(Rows from a figure dataset)
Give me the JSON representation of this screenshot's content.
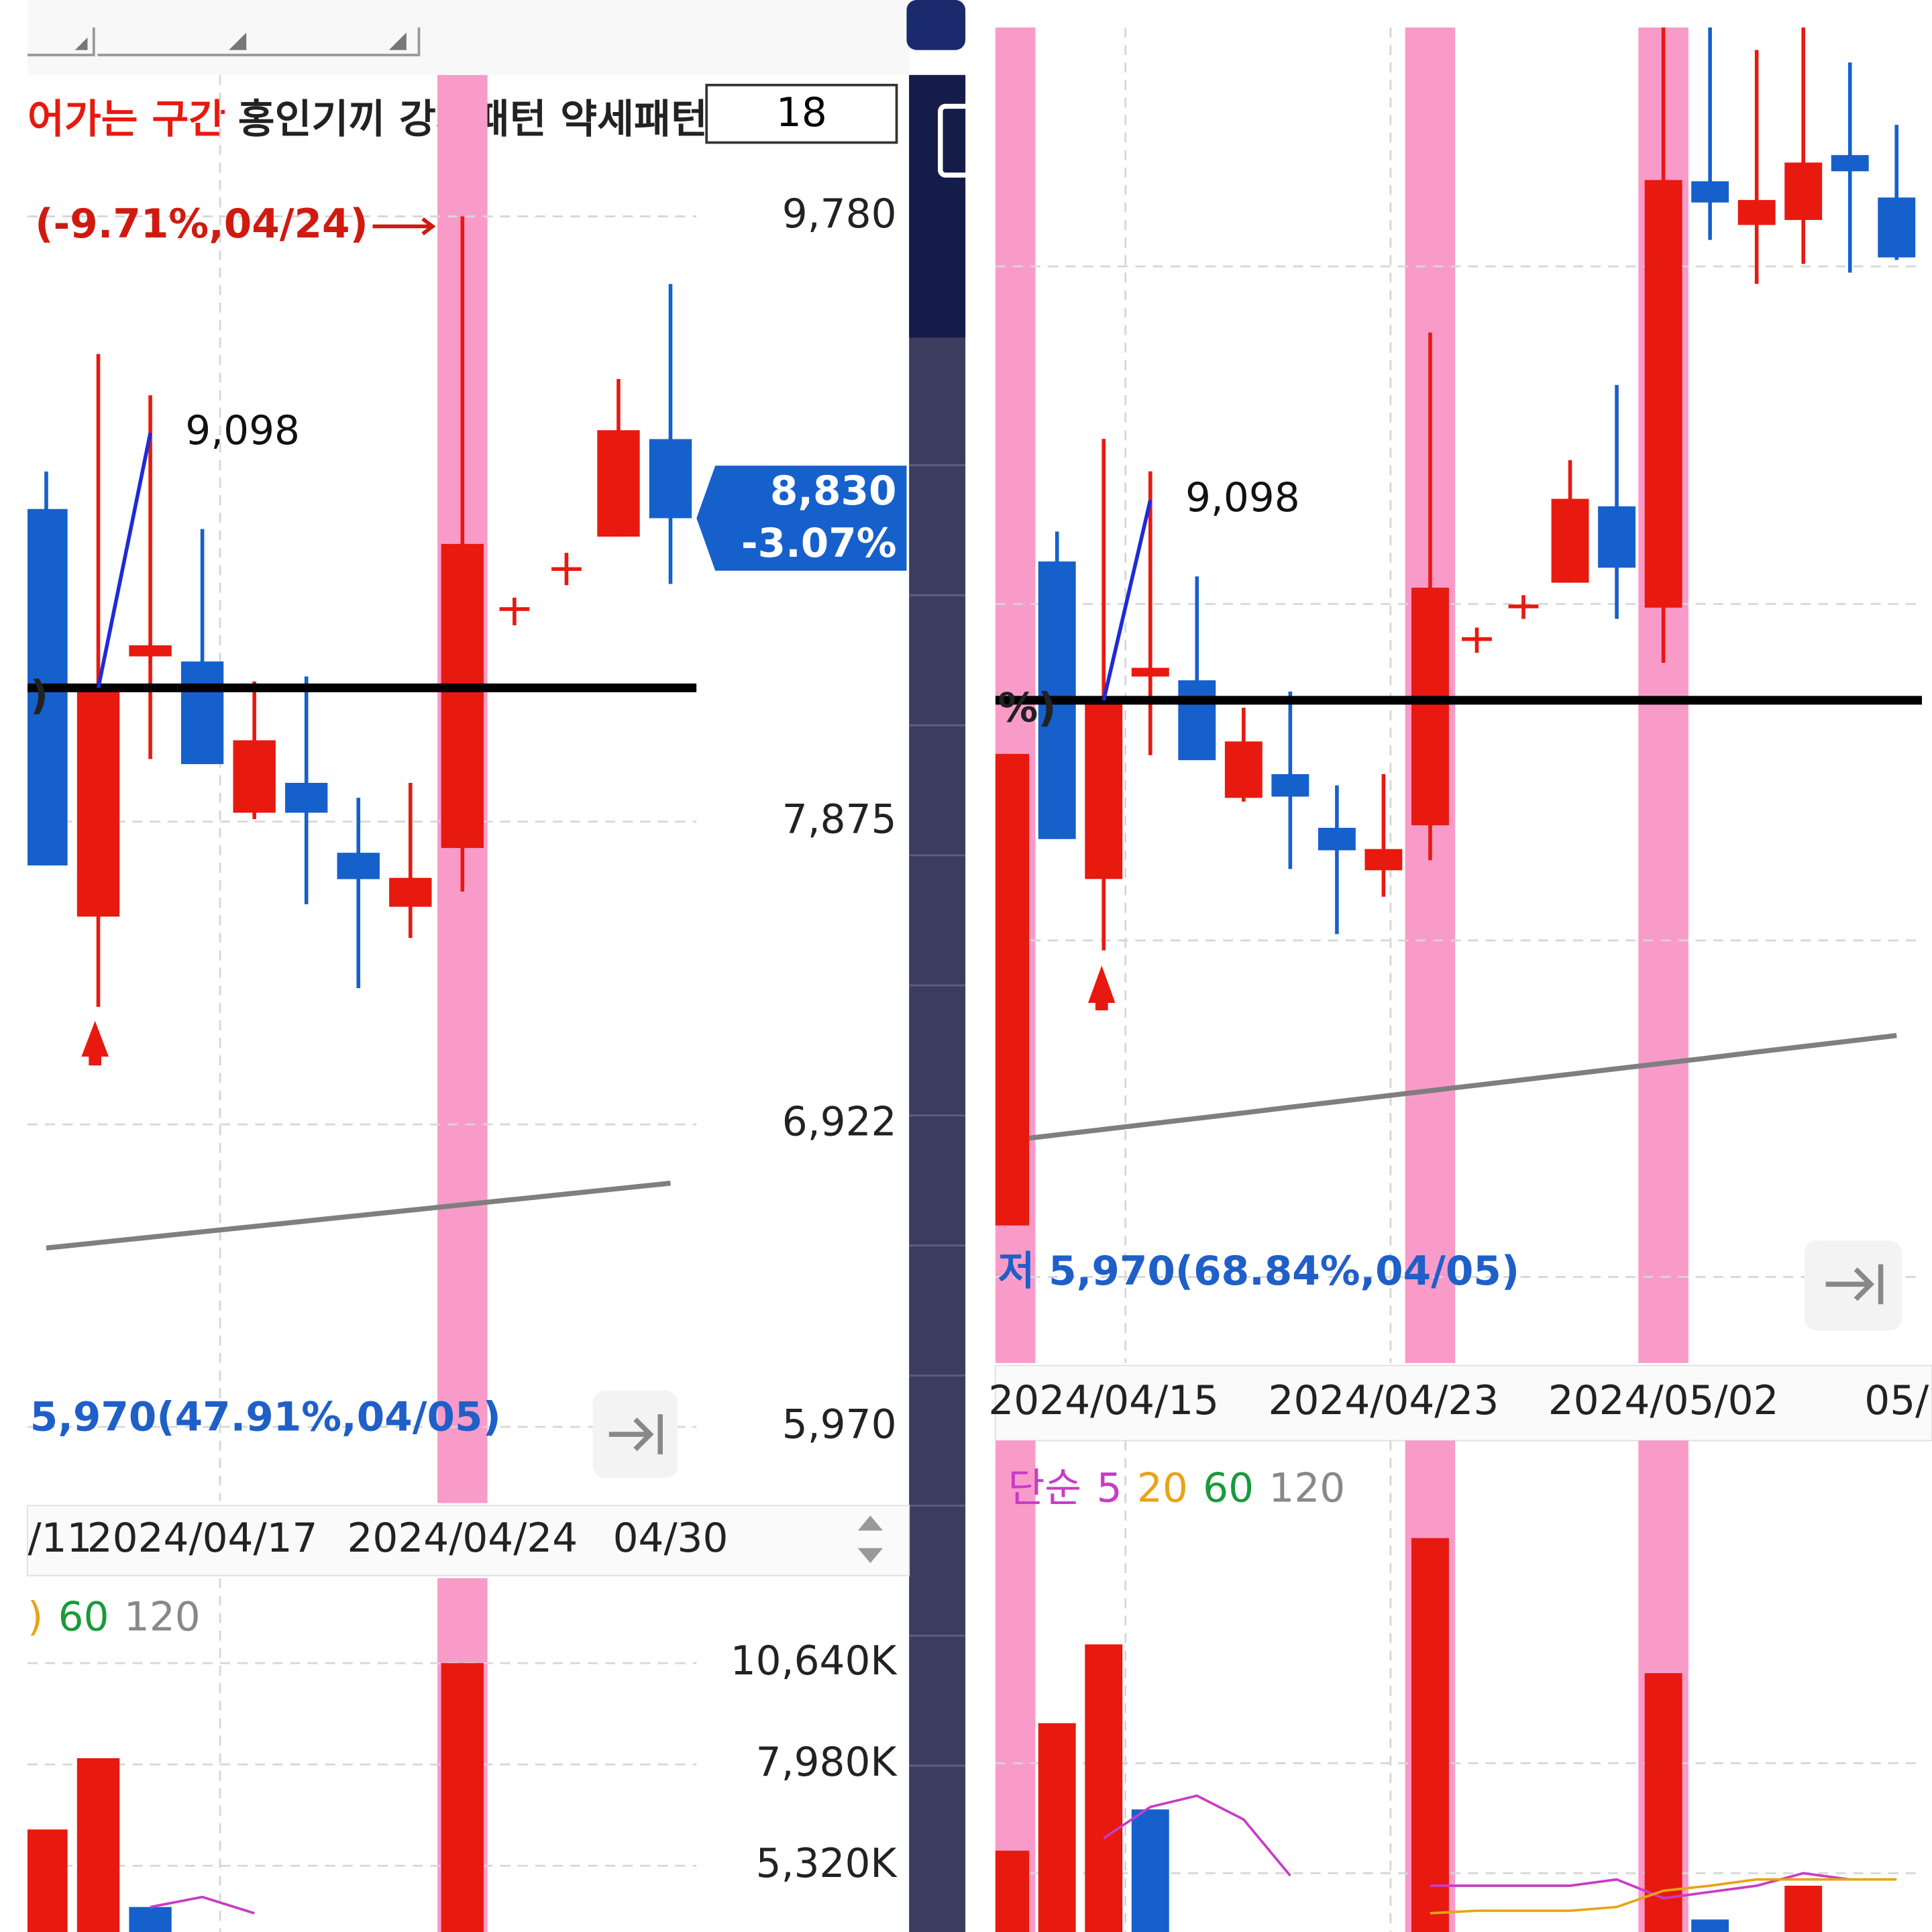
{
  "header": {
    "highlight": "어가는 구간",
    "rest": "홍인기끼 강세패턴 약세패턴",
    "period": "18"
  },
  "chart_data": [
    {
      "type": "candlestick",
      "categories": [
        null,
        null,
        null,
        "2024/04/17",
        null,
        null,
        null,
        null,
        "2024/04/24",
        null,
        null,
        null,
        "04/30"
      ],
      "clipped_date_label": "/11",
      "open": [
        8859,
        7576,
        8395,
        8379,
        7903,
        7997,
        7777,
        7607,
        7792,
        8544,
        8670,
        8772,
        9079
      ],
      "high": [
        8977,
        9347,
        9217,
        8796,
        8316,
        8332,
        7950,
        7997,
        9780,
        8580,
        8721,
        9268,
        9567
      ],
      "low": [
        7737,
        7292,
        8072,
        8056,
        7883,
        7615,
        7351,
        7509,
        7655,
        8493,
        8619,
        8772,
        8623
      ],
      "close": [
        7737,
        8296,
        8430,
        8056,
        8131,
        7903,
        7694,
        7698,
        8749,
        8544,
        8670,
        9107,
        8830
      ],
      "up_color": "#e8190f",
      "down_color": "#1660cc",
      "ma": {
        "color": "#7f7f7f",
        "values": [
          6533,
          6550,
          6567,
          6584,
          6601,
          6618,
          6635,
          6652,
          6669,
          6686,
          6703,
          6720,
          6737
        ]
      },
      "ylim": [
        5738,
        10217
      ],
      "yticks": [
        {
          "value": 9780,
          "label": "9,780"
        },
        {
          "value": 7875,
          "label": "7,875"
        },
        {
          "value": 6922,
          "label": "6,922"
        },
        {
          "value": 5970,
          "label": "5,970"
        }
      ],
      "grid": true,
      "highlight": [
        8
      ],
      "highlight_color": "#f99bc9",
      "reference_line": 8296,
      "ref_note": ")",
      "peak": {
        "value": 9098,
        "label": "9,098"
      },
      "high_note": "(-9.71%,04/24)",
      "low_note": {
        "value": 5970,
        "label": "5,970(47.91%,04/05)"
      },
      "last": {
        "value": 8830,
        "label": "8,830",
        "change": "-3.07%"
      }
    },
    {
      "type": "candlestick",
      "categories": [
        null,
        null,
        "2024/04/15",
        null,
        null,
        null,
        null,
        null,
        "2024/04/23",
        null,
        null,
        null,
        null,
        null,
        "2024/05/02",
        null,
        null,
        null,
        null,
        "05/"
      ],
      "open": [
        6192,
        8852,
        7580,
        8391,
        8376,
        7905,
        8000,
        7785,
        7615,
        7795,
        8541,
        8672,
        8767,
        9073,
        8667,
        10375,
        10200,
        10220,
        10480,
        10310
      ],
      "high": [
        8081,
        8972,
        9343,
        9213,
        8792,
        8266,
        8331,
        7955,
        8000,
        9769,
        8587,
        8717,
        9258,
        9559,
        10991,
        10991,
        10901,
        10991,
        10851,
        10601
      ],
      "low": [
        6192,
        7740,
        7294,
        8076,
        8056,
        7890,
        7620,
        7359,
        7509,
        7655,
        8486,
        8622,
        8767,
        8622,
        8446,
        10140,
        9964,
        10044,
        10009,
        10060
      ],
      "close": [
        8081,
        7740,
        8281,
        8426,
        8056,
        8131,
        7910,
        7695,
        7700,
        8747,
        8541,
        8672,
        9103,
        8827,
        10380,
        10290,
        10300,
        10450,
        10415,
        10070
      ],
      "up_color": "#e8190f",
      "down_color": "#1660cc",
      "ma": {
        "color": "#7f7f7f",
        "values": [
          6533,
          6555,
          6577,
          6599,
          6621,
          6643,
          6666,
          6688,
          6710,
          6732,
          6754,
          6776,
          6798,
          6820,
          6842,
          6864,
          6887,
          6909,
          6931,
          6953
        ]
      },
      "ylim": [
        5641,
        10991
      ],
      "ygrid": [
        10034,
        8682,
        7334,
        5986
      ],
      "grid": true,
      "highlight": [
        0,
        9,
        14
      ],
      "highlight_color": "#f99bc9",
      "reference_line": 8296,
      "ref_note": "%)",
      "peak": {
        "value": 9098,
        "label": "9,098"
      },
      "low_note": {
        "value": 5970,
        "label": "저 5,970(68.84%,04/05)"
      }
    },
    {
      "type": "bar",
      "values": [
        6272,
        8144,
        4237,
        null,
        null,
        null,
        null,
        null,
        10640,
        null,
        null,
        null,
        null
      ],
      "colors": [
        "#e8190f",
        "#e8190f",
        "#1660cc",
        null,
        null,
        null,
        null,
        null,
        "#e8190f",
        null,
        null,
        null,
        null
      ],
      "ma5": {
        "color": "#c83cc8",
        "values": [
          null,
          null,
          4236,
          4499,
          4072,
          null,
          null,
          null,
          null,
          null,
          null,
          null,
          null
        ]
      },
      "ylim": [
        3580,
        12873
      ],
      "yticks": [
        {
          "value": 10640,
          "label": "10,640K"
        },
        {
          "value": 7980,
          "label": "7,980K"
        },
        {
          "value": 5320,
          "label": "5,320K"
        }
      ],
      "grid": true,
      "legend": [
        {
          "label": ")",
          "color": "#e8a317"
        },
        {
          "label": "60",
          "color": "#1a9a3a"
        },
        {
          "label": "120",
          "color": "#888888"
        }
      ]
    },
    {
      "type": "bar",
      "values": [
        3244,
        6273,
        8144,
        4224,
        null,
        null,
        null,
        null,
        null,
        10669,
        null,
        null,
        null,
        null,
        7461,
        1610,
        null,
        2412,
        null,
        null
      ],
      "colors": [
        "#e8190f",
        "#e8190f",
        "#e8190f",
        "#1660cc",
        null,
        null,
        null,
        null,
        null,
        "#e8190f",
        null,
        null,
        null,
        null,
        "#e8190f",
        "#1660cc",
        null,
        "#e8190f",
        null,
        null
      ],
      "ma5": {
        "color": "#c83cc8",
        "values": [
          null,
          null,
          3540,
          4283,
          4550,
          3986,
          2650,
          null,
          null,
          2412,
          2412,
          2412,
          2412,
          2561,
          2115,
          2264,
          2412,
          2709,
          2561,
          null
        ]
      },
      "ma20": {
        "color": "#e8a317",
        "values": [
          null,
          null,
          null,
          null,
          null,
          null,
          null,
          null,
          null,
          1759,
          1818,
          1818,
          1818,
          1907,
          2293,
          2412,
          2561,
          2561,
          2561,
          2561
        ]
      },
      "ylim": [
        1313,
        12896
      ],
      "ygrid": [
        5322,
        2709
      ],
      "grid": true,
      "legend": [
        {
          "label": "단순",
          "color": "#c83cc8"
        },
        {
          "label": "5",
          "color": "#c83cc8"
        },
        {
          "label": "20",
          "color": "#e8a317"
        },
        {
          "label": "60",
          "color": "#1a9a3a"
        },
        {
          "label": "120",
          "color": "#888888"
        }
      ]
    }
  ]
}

### STATED EXERCISE
All of the data needs repeating exactly, but the pictures do not.

### RIGHT ANSWER
Give me the JSON representation of this screenshot's content.
{
  "header": {
    "highlight": "어가는 구간",
    "rest": "홍인기끼 강세패턴 약세패턴",
    "period": "18"
  },
  "chart_data": [
    {
      "type": "candlestick",
      "categories": [
        null,
        null,
        null,
        "2024/04/17",
        null,
        null,
        null,
        null,
        "2024/04/24",
        null,
        null,
        null,
        "04/30"
      ],
      "clipped_date_label": "/11",
      "open": [
        8859,
        7576,
        8395,
        8379,
        7903,
        7997,
        7777,
        7607,
        7792,
        8544,
        8670,
        8772,
        9079
      ],
      "high": [
        8977,
        9347,
        9217,
        8796,
        8316,
        8332,
        7950,
        7997,
        9780,
        8580,
        8721,
        9268,
        9567
      ],
      "low": [
        7737,
        7292,
        8072,
        8056,
        7883,
        7615,
        7351,
        7509,
        7655,
        8493,
        8619,
        8772,
        8623
      ],
      "close": [
        7737,
        8296,
        8430,
        8056,
        8131,
        7903,
        7694,
        7698,
        8749,
        8544,
        8670,
        9107,
        8830
      ],
      "up_color": "#e8190f",
      "down_color": "#1660cc",
      "ma": {
        "color": "#7f7f7f",
        "values": [
          6533,
          6550,
          6567,
          6584,
          6601,
          6618,
          6635,
          6652,
          6669,
          6686,
          6703,
          6720,
          6737
        ]
      },
      "ylim": [
        5738,
        10217
      ],
      "yticks": [
        {
          "value": 9780,
          "label": "9,780"
        },
        {
          "value": 7875,
          "label": "7,875"
        },
        {
          "value": 6922,
          "label": "6,922"
        },
        {
          "value": 5970,
          "label": "5,970"
        }
      ],
      "grid": true,
      "highlight": [
        8
      ],
      "highlight_color": "#f99bc9",
      "reference_line": 8296,
      "ref_note": ")",
      "peak": {
        "value": 9098,
        "label": "9,098"
      },
      "high_note": "(-9.71%,04/24)",
      "low_note": {
        "value": 5970,
        "label": "5,970(47.91%,04/05)"
      },
      "last": {
        "value": 8830,
        "label": "8,830",
        "change": "-3.07%"
      }
    },
    {
      "type": "candlestick",
      "categories": [
        null,
        null,
        "2024/04/15",
        null,
        null,
        null,
        null,
        null,
        "2024/04/23",
        null,
        null,
        null,
        null,
        null,
        "2024/05/02",
        null,
        null,
        null,
        null,
        "05/"
      ],
      "open": [
        6192,
        8852,
        7580,
        8391,
        8376,
        7905,
        8000,
        7785,
        7615,
        7795,
        8541,
        8672,
        8767,
        9073,
        8667,
        10375,
        10200,
        10220,
        10480,
        10310
      ],
      "high": [
        8081,
        8972,
        9343,
        9213,
        8792,
        8266,
        8331,
        7955,
        8000,
        9769,
        8587,
        8717,
        9258,
        9559,
        10991,
        10991,
        10901,
        10991,
        10851,
        10601
      ],
      "low": [
        6192,
        7740,
        7294,
        8076,
        8056,
        7890,
        7620,
        7359,
        7509,
        7655,
        8486,
        8622,
        8767,
        8622,
        8446,
        10140,
        9964,
        10044,
        10009,
        10060
      ],
      "close": [
        8081,
        7740,
        8281,
        8426,
        8056,
        8131,
        7910,
        7695,
        7700,
        8747,
        8541,
        8672,
        9103,
        8827,
        10380,
        10290,
        10300,
        10450,
        10415,
        10070
      ],
      "up_color": "#e8190f",
      "down_color": "#1660cc",
      "ma": {
        "color": "#7f7f7f",
        "values": [
          6533,
          6555,
          6577,
          6599,
          6621,
          6643,
          6666,
          6688,
          6710,
          6732,
          6754,
          6776,
          6798,
          6820,
          6842,
          6864,
          6887,
          6909,
          6931,
          6953
        ]
      },
      "ylim": [
        5641,
        10991
      ],
      "ygrid": [
        10034,
        8682,
        7334,
        5986
      ],
      "grid": true,
      "highlight": [
        0,
        9,
        14
      ],
      "highlight_color": "#f99bc9",
      "reference_line": 8296,
      "ref_note": "%)",
      "peak": {
        "value": 9098,
        "label": "9,098"
      },
      "low_note": {
        "value": 5970,
        "label": "저 5,970(68.84%,04/05)"
      }
    },
    {
      "type": "bar",
      "values": [
        6272,
        8144,
        4237,
        null,
        null,
        null,
        null,
        null,
        10640,
        null,
        null,
        null,
        null
      ],
      "colors": [
        "#e8190f",
        "#e8190f",
        "#1660cc",
        null,
        null,
        null,
        null,
        null,
        "#e8190f",
        null,
        null,
        null,
        null
      ],
      "ma5": {
        "color": "#c83cc8",
        "values": [
          null,
          null,
          4236,
          4499,
          4072,
          null,
          null,
          null,
          null,
          null,
          null,
          null,
          null
        ]
      },
      "ylim": [
        3580,
        12873
      ],
      "yticks": [
        {
          "value": 10640,
          "label": "10,640K"
        },
        {
          "value": 7980,
          "label": "7,980K"
        },
        {
          "value": 5320,
          "label": "5,320K"
        }
      ],
      "grid": true,
      "legend": [
        {
          "label": ")",
          "color": "#e8a317"
        },
        {
          "label": "60",
          "color": "#1a9a3a"
        },
        {
          "label": "120",
          "color": "#888888"
        }
      ]
    },
    {
      "type": "bar",
      "values": [
        3244,
        6273,
        8144,
        4224,
        null,
        null,
        null,
        null,
        null,
        10669,
        null,
        null,
        null,
        null,
        7461,
        1610,
        null,
        2412,
        null,
        null
      ],
      "colors": [
        "#e8190f",
        "#e8190f",
        "#e8190f",
        "#1660cc",
        null,
        null,
        null,
        null,
        null,
        "#e8190f",
        null,
        null,
        null,
        null,
        "#e8190f",
        "#1660cc",
        null,
        "#e8190f",
        null,
        null
      ],
      "ma5": {
        "color": "#c83cc8",
        "values": [
          null,
          null,
          3540,
          4283,
          4550,
          3986,
          2650,
          null,
          null,
          2412,
          2412,
          2412,
          2412,
          2561,
          2115,
          2264,
          2412,
          2709,
          2561,
          null
        ]
      },
      "ma20": {
        "color": "#e8a317",
        "values": [
          null,
          null,
          null,
          null,
          null,
          null,
          null,
          null,
          null,
          1759,
          1818,
          1818,
          1818,
          1907,
          2293,
          2412,
          2561,
          2561,
          2561,
          2561
        ]
      },
      "ylim": [
        1313,
        12896
      ],
      "ygrid": [
        5322,
        2709
      ],
      "grid": true,
      "legend": [
        {
          "label": "단순",
          "color": "#c83cc8"
        },
        {
          "label": "5",
          "color": "#c83cc8"
        },
        {
          "label": "20",
          "color": "#e8a317"
        },
        {
          "label": "60",
          "color": "#1a9a3a"
        },
        {
          "label": "120",
          "color": "#888888"
        }
      ]
    }
  ]
}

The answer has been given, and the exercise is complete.